# START OF TASK MATERIAL

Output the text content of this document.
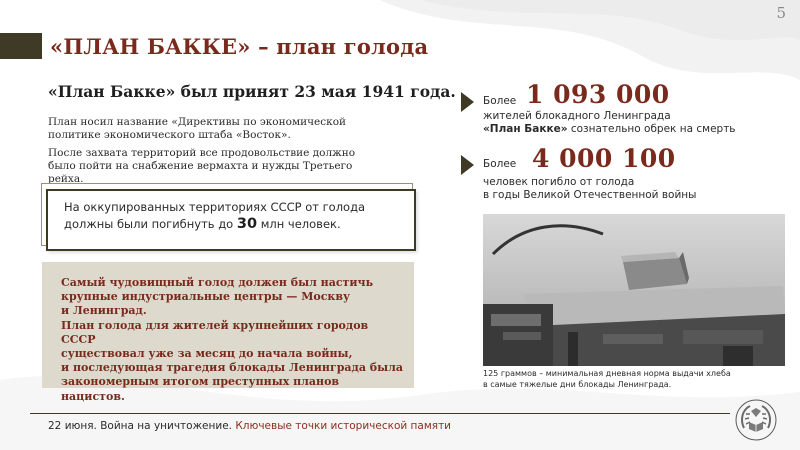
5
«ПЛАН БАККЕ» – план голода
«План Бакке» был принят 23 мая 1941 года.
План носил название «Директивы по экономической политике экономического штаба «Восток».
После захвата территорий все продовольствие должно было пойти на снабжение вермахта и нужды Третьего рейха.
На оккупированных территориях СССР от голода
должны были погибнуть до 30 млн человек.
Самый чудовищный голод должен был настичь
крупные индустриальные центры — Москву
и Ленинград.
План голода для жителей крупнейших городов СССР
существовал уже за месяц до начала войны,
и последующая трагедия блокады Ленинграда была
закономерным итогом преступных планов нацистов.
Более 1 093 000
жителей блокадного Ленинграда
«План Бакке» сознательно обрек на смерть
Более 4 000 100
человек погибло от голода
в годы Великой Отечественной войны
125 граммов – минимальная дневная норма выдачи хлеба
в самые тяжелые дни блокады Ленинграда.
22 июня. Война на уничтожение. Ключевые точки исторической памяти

# END OF TASK MATERIAL

[STATED PROBLEM] Exactly as written, return every line of the listing, but not the pictures.

[CORRECT OUTPUT]
Output the text content of this document.
5
«ПЛАН БАККЕ» – план голода
«План Бакке» был принят 23 мая 1941 года.
План носил название «Директивы по экономической политике экономического штаба «Восток».
После захвата территорий все продовольствие должно было пойти на снабжение вермахта и нужды Третьего рейха.
На оккупированных территориях СССР от голода
должны были погибнуть до 30 млн человек.
Самый чудовищный голод должен был настичь
крупные индустриальные центры — Москву
и Ленинград.
План голода для жителей крупнейших городов СССР
существовал уже за месяц до начала войны,
и последующая трагедия блокады Ленинграда была
закономерным итогом преступных планов нацистов.
Более 1 093 000
жителей блокадного Ленинграда
«План Бакке» сознательно обрек на смерть
Более 4 000 100
человек погибло от голода
в годы Великой Отечественной войны
125 граммов – минимальная дневная норма выдачи хлеба
в самые тяжелые дни блокады Ленинграда.
22 июня. Война на уничтожение. Ключевые точки исторической памяти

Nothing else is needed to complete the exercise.